(Spatial annotation entries)
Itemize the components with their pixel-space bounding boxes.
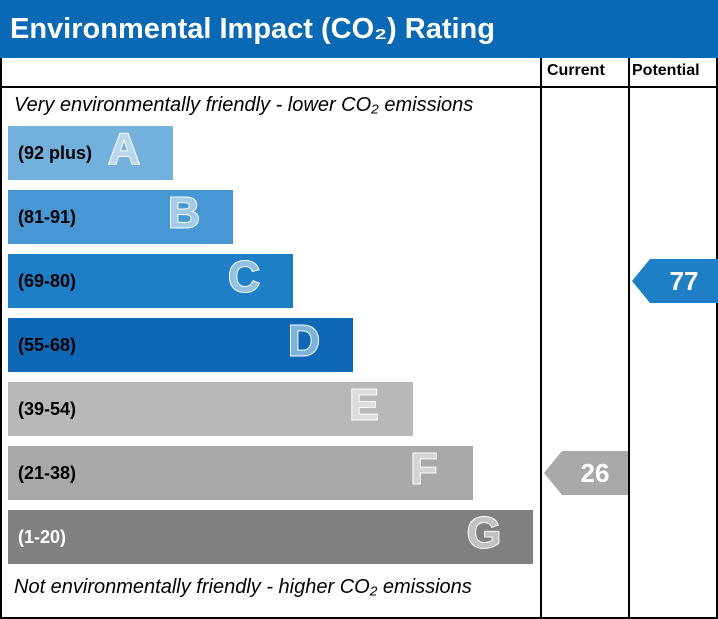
column-divider-2 [628, 58, 630, 617]
svg-text:E: E [349, 382, 378, 430]
title-bar: Environmental Impact (CO₂) Rating [0, 0, 718, 58]
band-letter: C [219, 254, 269, 309]
svg-text:A: A [108, 126, 140, 174]
band-letter: B [159, 190, 209, 245]
rating-band-a: (92 plus)A [8, 126, 173, 180]
caption-bottom: Not environmentally friendly - higher CO… [14, 576, 472, 599]
band-letter: F [399, 446, 449, 501]
svg-text:C: C [228, 254, 260, 302]
header-row: Current Potential [2, 58, 716, 88]
chart-area: Current Potential Very environmentally f… [0, 58, 718, 619]
svg-text:B: B [168, 190, 200, 238]
pointer-arrow-icon [544, 451, 562, 495]
column-divider-1 [540, 58, 542, 617]
rating-chart: Environmental Impact (CO₂) Rating Curren… [0, 0, 718, 619]
potential-pointer: 77 [632, 259, 718, 303]
rating-band-g: (1-20)G [8, 510, 533, 564]
caption-top: Very environmentally friendly - lower CO… [14, 94, 473, 117]
chart-title: Environmental Impact (CO₂) Rating [10, 13, 495, 46]
current-pointer: 26 [544, 451, 628, 495]
rating-band-d: (55-68)D [8, 318, 353, 372]
band-letter: A [99, 126, 149, 181]
potential-value: 77 [650, 259, 718, 303]
band-letter: E [339, 382, 389, 437]
current-value: 26 [562, 451, 628, 495]
svg-text:D: D [288, 318, 320, 366]
rating-band-e: (39-54)E [8, 382, 413, 436]
band-range-label: (1-20) [8, 510, 533, 564]
rating-band-c: (69-80)C [8, 254, 293, 308]
rating-band-b: (81-91)B [8, 190, 233, 244]
rating-band-f: (21-38)F [8, 446, 473, 500]
pointer-arrow-icon [632, 259, 650, 303]
band-letter: D [279, 318, 329, 373]
svg-text:G: G [467, 510, 501, 558]
header-potential: Potential [632, 62, 700, 80]
svg-text:F: F [411, 446, 438, 494]
band-letter: G [459, 510, 509, 565]
header-current: Current [547, 62, 605, 80]
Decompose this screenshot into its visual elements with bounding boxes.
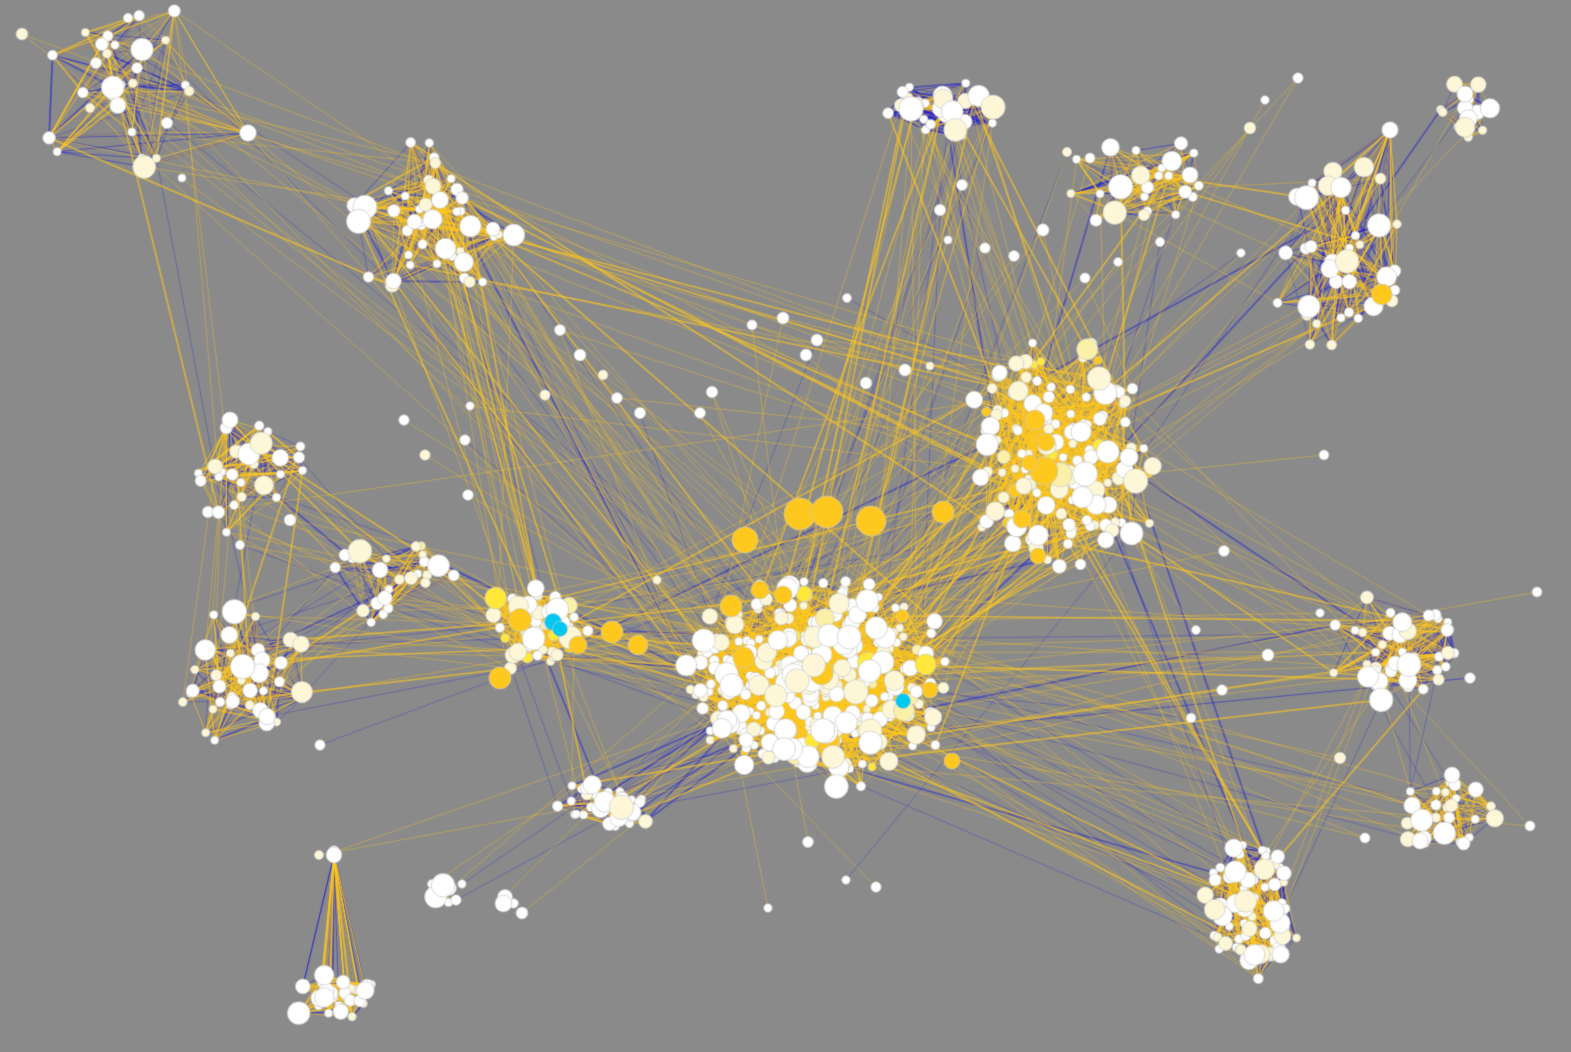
network-graph-canvas[interactable] (0, 0, 1571, 1052)
network-graph-visualization[interactable] (0, 0, 1571, 1052)
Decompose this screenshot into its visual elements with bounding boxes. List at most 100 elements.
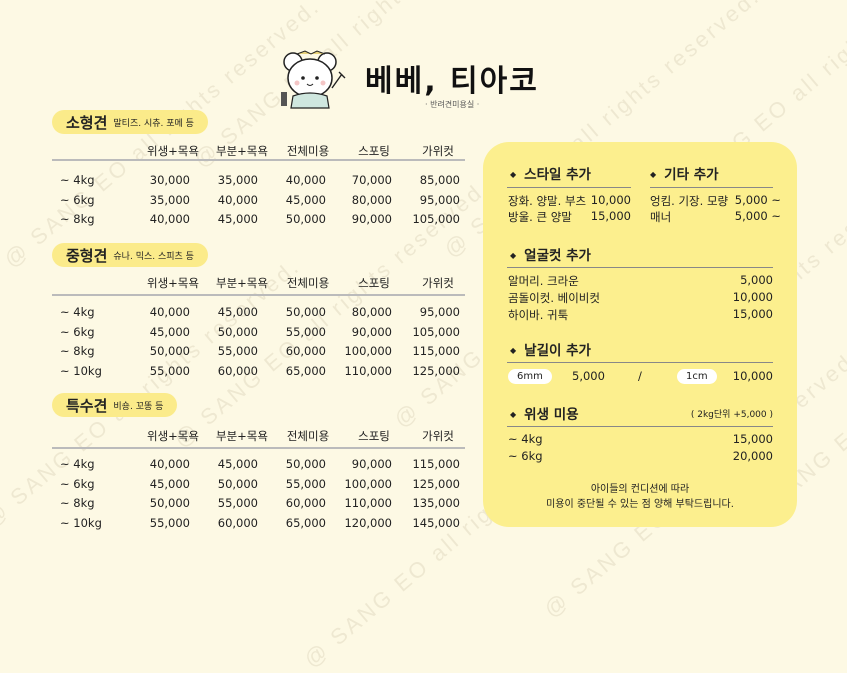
face-item-label: 곰돌이컷. 베이비컷	[508, 291, 600, 305]
price-cell: 50,000	[285, 212, 326, 226]
table-row: ~ 8kg 40,000 45,000 50,000 90,000 105,000	[52, 212, 465, 230]
price-cell: 125,000	[412, 476, 460, 491]
face-item-price: 10,000	[732, 290, 773, 304]
hygiene-weight: ~ 4kg	[508, 432, 543, 446]
style-extra-title: 스타일 추가	[510, 163, 591, 183]
table-row: ~ 8kg 50,000 55,000 60,000 110,000 135,000	[52, 496, 465, 514]
column-header: 스포팅	[358, 144, 390, 158]
column-header: 위생+목욕	[147, 276, 199, 290]
weight-label: ~ 4kg	[60, 305, 95, 319]
price-cell: 55,000	[149, 363, 190, 378]
table-row: ~ 6kg 35,000 40,000 45,000 80,000 95,000	[52, 193, 465, 211]
price-cell: 55,000	[285, 476, 326, 491]
other-item-label: 매너	[650, 210, 672, 224]
price-cell: 115,000	[412, 344, 460, 358]
price-cell: 100,000	[344, 344, 392, 358]
salon-subtitle: · 반려견미용실 ·	[425, 100, 480, 109]
table-row: ~ 6kg 45,000 50,000 55,000 100,000 125,000	[52, 477, 465, 495]
price-cell: 95,000	[419, 192, 460, 207]
weight-label: ~ 4kg	[60, 173, 95, 187]
section-breeds: 비숑. 꼬똥 등	[113, 401, 164, 412]
section-name: 특수견	[66, 396, 108, 415]
price-cell: 100,000	[344, 476, 392, 491]
price-cell: 40,000	[217, 192, 258, 207]
price-cell: 55,000	[217, 344, 258, 358]
section-name: 소형견	[66, 113, 108, 132]
weight-label: ~ 4kg	[60, 457, 95, 471]
column-header: 가위컷	[422, 429, 454, 443]
price-cell: 110,000	[344, 363, 392, 378]
table-row: ~ 4kg 40,000 45,000 50,000 90,000 115,000	[52, 457, 465, 475]
weight-label: ~ 10kg	[60, 363, 102, 378]
table-row: ~ 8kg 50,000 55,000 60,000 100,000 115,000	[52, 344, 465, 362]
price-cell: 30,000	[149, 173, 190, 187]
price-cell: 45,000	[149, 476, 190, 491]
watermark: @ SANG EO all rights reserved.	[0, 0, 325, 273]
face-item-label: 알머리. 크라운	[508, 274, 579, 288]
price-cell: 120,000	[344, 515, 392, 530]
price-cell: 40,000	[149, 457, 190, 471]
section-label: 중형견 슈나. 믹스. 스피츠 등	[52, 243, 208, 267]
weight-label: ~ 6kg	[60, 324, 95, 339]
price-cell: 50,000	[217, 476, 258, 491]
other-item-price: 5,000 ~	[734, 193, 781, 207]
other-extra-title: 기타 추가	[650, 163, 718, 183]
price-cell: 50,000	[217, 324, 258, 339]
price-cell: 90,000	[351, 324, 392, 339]
price-cell: 45,000	[217, 457, 258, 471]
price-cell: 40,000	[285, 173, 326, 187]
price-cell: 105,000	[412, 212, 460, 226]
price-cell: 80,000	[351, 305, 392, 319]
hygiene-price: 15,000	[732, 432, 773, 446]
price-cell: 70,000	[351, 173, 392, 187]
price-cell: 45,000	[217, 212, 258, 226]
section-label: 특수견 비숑. 꼬똥 등	[52, 393, 178, 417]
other-item-label: 엉킴. 기장. 모량	[650, 194, 729, 208]
price-cell: 40,000	[149, 212, 190, 226]
hygiene-price: 20,000	[732, 449, 773, 463]
price-cell: 65,000	[285, 363, 326, 378]
face-item-label: 하이바. 귀툭	[508, 308, 569, 322]
price-cell: 50,000	[149, 344, 190, 358]
extras-panel	[483, 142, 797, 527]
price-cell: 105,000	[412, 324, 460, 339]
price-cell: 135,000	[412, 496, 460, 510]
style-item-price: 15,000	[590, 209, 631, 223]
price-cell: 45,000	[217, 305, 258, 319]
table-header: 위생+목욕 부분+목욕 전체미용 스포팅 가위컷	[52, 428, 465, 446]
bear-with-scissors-logo	[281, 50, 346, 109]
column-header: 전체미용	[286, 144, 330, 158]
table-header: 위생+목욕 부분+목욕 전체미용 스포팅 가위컷	[52, 143, 465, 161]
column-header: 전체미용	[286, 276, 330, 290]
table-row: ~ 10kg 55,000 60,000 65,000 120,000 145,000	[52, 516, 465, 534]
hygiene-title: 위생 미용	[510, 403, 578, 423]
section-name: 중형견	[66, 246, 108, 265]
column-header: 가위컷	[422, 276, 454, 290]
price-cell: 80,000	[351, 192, 392, 207]
column-header: 부분+목욕	[216, 144, 268, 158]
table-row: ~ 6kg 45,000 50,000 55,000 90,000 105,000	[52, 325, 465, 343]
column-header: 부분+목욕	[216, 276, 268, 290]
divider	[52, 159, 465, 161]
price-cell: 85,000	[419, 173, 460, 187]
blade-6mm-chip: 6mm	[508, 369, 552, 384]
footer-notice: 미용이 중단될 수 있는 점 양해 부탁드립니다.	[546, 499, 734, 510]
column-header: 스포팅	[358, 429, 390, 443]
price-cell: 55,000	[217, 496, 258, 510]
hygiene-weight: ~ 6kg	[508, 449, 543, 463]
divider	[52, 294, 465, 296]
weight-label: ~ 10kg	[60, 515, 102, 530]
blade-separator: /	[638, 369, 642, 383]
price-cell: 55,000	[285, 324, 326, 339]
column-header: 위생+목욕	[147, 144, 199, 158]
blade-extra-title: 날길이 추가	[510, 339, 591, 359]
column-header: 전체미용	[286, 429, 330, 443]
blade-1cm-chip: 1cm	[677, 369, 717, 384]
column-header: 가위컷	[422, 144, 454, 158]
price-cell: 50,000	[285, 305, 326, 319]
price-cell: 45,000	[285, 192, 326, 207]
price-cell: 55,000	[149, 515, 190, 530]
price-cell: 145,000	[412, 515, 460, 530]
footer-notice: 아이들의 컨디션에 따라	[590, 484, 690, 495]
price-cell: 60,000	[217, 515, 258, 530]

What to work on
Duplicate the lines from the records exactly as they appear, beginning with the line containing "291, 600, 305]" and continuing through the line containing "276, 199, 290]".

Solved exercise
face-item-label: 곰돌이컷. 베이비컷	[508, 291, 600, 305]
price-cell: 50,000	[285, 212, 326, 226]
table-row: ~ 8kg 40,000 45,000 50,000 90,000 105,000	[52, 212, 465, 230]
price-cell: 125,000	[412, 476, 460, 491]
face-item-price: 10,000	[732, 290, 773, 304]
hygiene-weight: ~ 4kg	[508, 432, 543, 446]
style-extra-title: 스타일 추가	[510, 163, 591, 183]
table-row: ~ 8kg 50,000 55,000 60,000 110,000 135,000	[52, 496, 465, 514]
column-header: 스포팅	[358, 144, 390, 158]
column-header: 위생+목욕	[147, 276, 199, 290]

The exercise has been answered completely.